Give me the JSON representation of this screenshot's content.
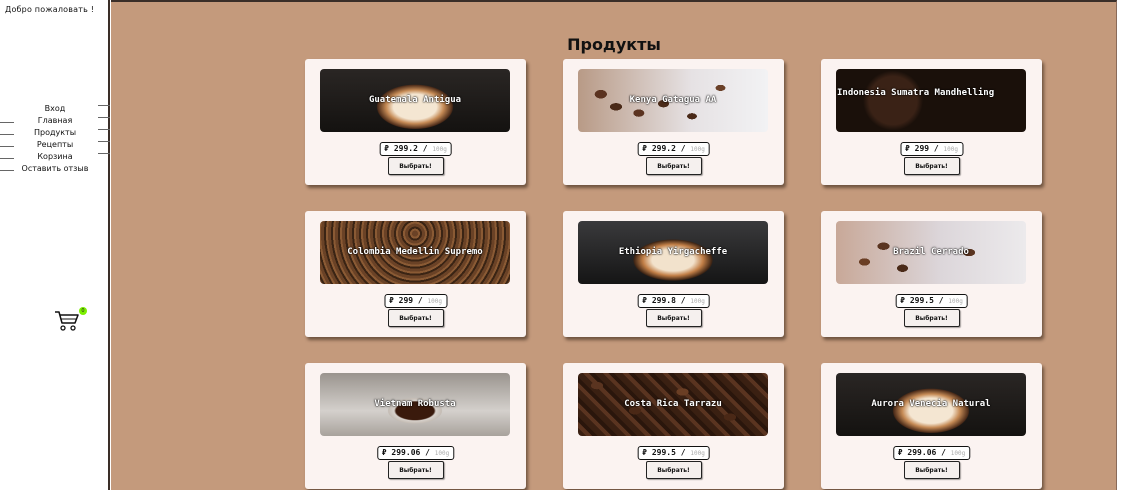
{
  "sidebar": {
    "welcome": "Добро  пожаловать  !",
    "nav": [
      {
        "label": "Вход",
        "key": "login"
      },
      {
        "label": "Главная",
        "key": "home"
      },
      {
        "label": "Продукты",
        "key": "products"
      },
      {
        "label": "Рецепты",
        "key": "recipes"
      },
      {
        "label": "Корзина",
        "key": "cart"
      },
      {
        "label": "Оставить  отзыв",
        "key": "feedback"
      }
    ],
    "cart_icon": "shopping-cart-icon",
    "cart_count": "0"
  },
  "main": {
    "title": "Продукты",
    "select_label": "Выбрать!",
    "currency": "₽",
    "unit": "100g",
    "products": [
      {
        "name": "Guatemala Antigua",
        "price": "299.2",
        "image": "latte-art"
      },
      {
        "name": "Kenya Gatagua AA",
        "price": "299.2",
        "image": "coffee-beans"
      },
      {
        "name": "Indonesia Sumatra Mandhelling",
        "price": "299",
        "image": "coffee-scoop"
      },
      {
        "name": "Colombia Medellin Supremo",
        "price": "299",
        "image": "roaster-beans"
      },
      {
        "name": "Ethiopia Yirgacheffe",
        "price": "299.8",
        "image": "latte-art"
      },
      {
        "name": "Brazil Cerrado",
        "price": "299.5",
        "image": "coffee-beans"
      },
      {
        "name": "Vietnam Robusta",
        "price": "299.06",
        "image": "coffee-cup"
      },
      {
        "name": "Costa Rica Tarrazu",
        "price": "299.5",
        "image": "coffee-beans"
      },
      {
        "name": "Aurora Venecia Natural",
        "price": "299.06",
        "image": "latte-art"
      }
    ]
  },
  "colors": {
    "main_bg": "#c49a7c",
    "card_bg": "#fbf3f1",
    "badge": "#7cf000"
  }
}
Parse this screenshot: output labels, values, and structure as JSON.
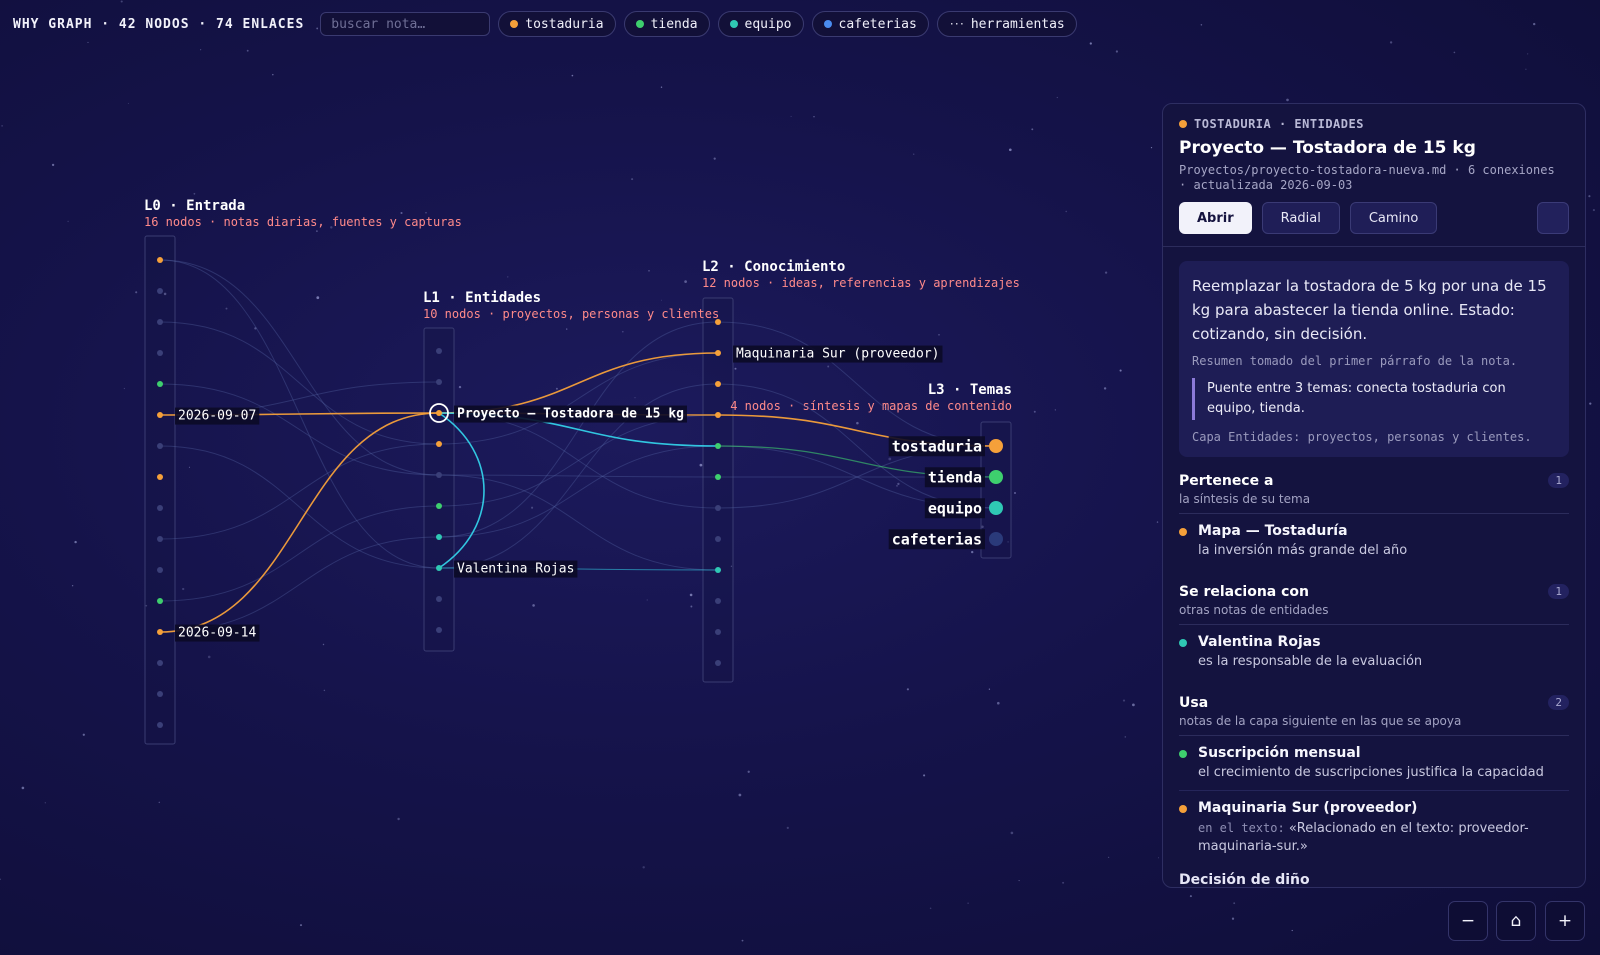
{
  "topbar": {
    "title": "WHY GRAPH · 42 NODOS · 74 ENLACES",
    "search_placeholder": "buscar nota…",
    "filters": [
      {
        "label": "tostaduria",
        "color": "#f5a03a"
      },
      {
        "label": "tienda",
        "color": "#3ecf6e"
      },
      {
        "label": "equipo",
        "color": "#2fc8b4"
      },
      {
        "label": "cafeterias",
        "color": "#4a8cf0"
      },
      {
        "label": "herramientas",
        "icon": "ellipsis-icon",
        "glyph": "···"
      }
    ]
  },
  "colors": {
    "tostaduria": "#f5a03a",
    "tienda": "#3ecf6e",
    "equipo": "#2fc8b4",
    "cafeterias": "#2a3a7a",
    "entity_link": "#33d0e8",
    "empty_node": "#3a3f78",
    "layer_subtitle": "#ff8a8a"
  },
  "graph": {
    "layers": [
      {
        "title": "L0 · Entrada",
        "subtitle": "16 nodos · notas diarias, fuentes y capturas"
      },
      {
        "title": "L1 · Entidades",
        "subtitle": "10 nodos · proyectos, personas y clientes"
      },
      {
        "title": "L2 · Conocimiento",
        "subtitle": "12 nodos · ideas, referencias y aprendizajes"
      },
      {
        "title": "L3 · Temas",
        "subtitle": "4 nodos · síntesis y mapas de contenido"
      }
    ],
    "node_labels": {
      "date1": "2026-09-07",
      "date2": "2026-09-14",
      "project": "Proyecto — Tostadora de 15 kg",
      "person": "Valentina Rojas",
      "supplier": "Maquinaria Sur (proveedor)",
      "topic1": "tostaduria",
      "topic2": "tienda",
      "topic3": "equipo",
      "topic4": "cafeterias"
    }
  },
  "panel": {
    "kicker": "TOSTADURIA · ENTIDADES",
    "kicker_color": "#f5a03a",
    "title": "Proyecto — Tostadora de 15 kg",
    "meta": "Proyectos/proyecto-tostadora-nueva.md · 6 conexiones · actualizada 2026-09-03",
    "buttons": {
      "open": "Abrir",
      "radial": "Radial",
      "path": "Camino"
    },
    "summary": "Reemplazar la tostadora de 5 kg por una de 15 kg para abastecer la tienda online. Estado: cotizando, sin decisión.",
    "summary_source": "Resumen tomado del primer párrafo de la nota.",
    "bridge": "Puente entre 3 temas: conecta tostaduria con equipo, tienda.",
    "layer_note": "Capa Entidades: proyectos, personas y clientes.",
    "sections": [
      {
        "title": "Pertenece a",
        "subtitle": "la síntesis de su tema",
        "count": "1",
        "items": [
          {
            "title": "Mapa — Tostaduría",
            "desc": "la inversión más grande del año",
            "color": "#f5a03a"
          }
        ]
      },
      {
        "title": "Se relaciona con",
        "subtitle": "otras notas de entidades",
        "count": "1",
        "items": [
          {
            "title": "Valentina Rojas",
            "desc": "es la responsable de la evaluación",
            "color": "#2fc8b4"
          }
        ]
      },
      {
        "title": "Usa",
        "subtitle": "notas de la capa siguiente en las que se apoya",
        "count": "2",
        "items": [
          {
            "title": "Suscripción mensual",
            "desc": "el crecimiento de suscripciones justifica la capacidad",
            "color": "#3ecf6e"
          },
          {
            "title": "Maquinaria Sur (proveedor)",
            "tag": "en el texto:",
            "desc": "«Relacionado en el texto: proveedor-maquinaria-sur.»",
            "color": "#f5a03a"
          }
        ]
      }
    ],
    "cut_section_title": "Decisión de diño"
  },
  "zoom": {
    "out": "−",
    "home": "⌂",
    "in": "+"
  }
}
========================================
Problem to solve:
Write out the full set of lines verbatim, without the pictures.

Result:
Give me the JSON representation of this screenshot's content.
{
  "sidebar": {
    "welcome": "Добро  пожаловать  !",
    "nav": [
      {
        "label": "Вход",
        "key": "login"
      },
      {
        "label": "Главная",
        "key": "home"
      },
      {
        "label": "Продукты",
        "key": "products"
      },
      {
        "label": "Рецепты",
        "key": "recipes"
      },
      {
        "label": "Корзина",
        "key": "cart"
      },
      {
        "label": "Оставить  отзыв",
        "key": "feedback"
      }
    ],
    "cart_icon": "shopping-cart-icon",
    "cart_count": "0"
  },
  "main": {
    "title": "Продукты",
    "select_label": "Выбрать!",
    "currency": "₽",
    "unit": "100g",
    "products": [
      {
        "name": "Guatemala Antigua",
        "price": "299.2",
        "image": "latte-art"
      },
      {
        "name": "Kenya Gatagua AA",
        "price": "299.2",
        "image": "coffee-beans"
      },
      {
        "name": "Indonesia Sumatra Mandhelling",
        "price": "299",
        "image": "coffee-scoop"
      },
      {
        "name": "Colombia Medellin Supremo",
        "price": "299",
        "image": "roaster-beans"
      },
      {
        "name": "Ethiopia Yirgacheffe",
        "price": "299.8",
        "image": "latte-art"
      },
      {
        "name": "Brazil Cerrado",
        "price": "299.5",
        "image": "coffee-beans"
      },
      {
        "name": "Vietnam Robusta",
        "price": "299.06",
        "image": "coffee-cup"
      },
      {
        "name": "Costa Rica Tarrazu",
        "price": "299.5",
        "image": "coffee-beans"
      },
      {
        "name": "Aurora Venecia Natural",
        "price": "299.06",
        "image": "latte-art"
      }
    ]
  },
  "colors": {
    "main_bg": "#c49a7c",
    "card_bg": "#fbf3f1",
    "badge": "#7cf000"
  }
}
Parse this screenshot: output labels, values, and structure as JSON.
{
  "topbar": {
    "title": "WHY GRAPH · 42 NODOS · 74 ENLACES",
    "search_placeholder": "buscar nota…",
    "filters": [
      {
        "label": "tostaduria",
        "color": "#f5a03a"
      },
      {
        "label": "tienda",
        "color": "#3ecf6e"
      },
      {
        "label": "equipo",
        "color": "#2fc8b4"
      },
      {
        "label": "cafeterias",
        "color": "#4a8cf0"
      },
      {
        "label": "herramientas",
        "icon": "ellipsis-icon",
        "glyph": "···"
      }
    ]
  },
  "colors": {
    "tostaduria": "#f5a03a",
    "tienda": "#3ecf6e",
    "equipo": "#2fc8b4",
    "cafeterias": "#2a3a7a",
    "entity_link": "#33d0e8",
    "empty_node": "#3a3f78",
    "layer_subtitle": "#ff8a8a"
  },
  "graph": {
    "layers": [
      {
        "title": "L0 · Entrada",
        "subtitle": "16 nodos · notas diarias, fuentes y capturas"
      },
      {
        "title": "L1 · Entidades",
        "subtitle": "10 nodos · proyectos, personas y clientes"
      },
      {
        "title": "L2 · Conocimiento",
        "subtitle": "12 nodos · ideas, referencias y aprendizajes"
      },
      {
        "title": "L3 · Temas",
        "subtitle": "4 nodos · síntesis y mapas de contenido"
      }
    ],
    "node_labels": {
      "date1": "2026-09-07",
      "date2": "2026-09-14",
      "project": "Proyecto — Tostadora de 15 kg",
      "person": "Valentina Rojas",
      "supplier": "Maquinaria Sur (proveedor)",
      "topic1": "tostaduria",
      "topic2": "tienda",
      "topic3": "equipo",
      "topic4": "cafeterias"
    }
  },
  "panel": {
    "kicker": "TOSTADURIA · ENTIDADES",
    "kicker_color": "#f5a03a",
    "title": "Proyecto — Tostadora de 15 kg",
    "meta": "Proyectos/proyecto-tostadora-nueva.md · 6 conexiones · actualizada 2026-09-03",
    "buttons": {
      "open": "Abrir",
      "radial": "Radial",
      "path": "Camino"
    },
    "summary": "Reemplazar la tostadora de 5 kg por una de 15 kg para abastecer la tienda online. Estado: cotizando, sin decisión.",
    "summary_source": "Resumen tomado del primer párrafo de la nota.",
    "bridge": "Puente entre 3 temas: conecta tostaduria con equipo, tienda.",
    "layer_note": "Capa Entidades: proyectos, personas y clientes.",
    "sections": [
      {
        "title": "Pertenece a",
        "subtitle": "la síntesis de su tema",
        "count": "1",
        "items": [
          {
            "title": "Mapa — Tostaduría",
            "desc": "la inversión más grande del año",
            "color": "#f5a03a"
          }
        ]
      },
      {
        "title": "Se relaciona con",
        "subtitle": "otras notas de entidades",
        "count": "1",
        "items": [
          {
            "title": "Valentina Rojas",
            "desc": "es la responsable de la evaluación",
            "color": "#2fc8b4"
          }
        ]
      },
      {
        "title": "Usa",
        "subtitle": "notas de la capa siguiente en las que se apoya",
        "count": "2",
        "items": [
          {
            "title": "Suscripción mensual",
            "desc": "el crecimiento de suscripciones justifica la capacidad",
            "color": "#3ecf6e"
          },
          {
            "title": "Maquinaria Sur (proveedor)",
            "tag": "en el texto:",
            "desc": "«Relacionado en el texto: proveedor-maquinaria-sur.»",
            "color": "#f5a03a"
          }
        ]
      }
    ],
    "cut_section_title": "Decisión de diño"
  },
  "zoom": {
    "out": "−",
    "home": "⌂",
    "in": "+"
  }
}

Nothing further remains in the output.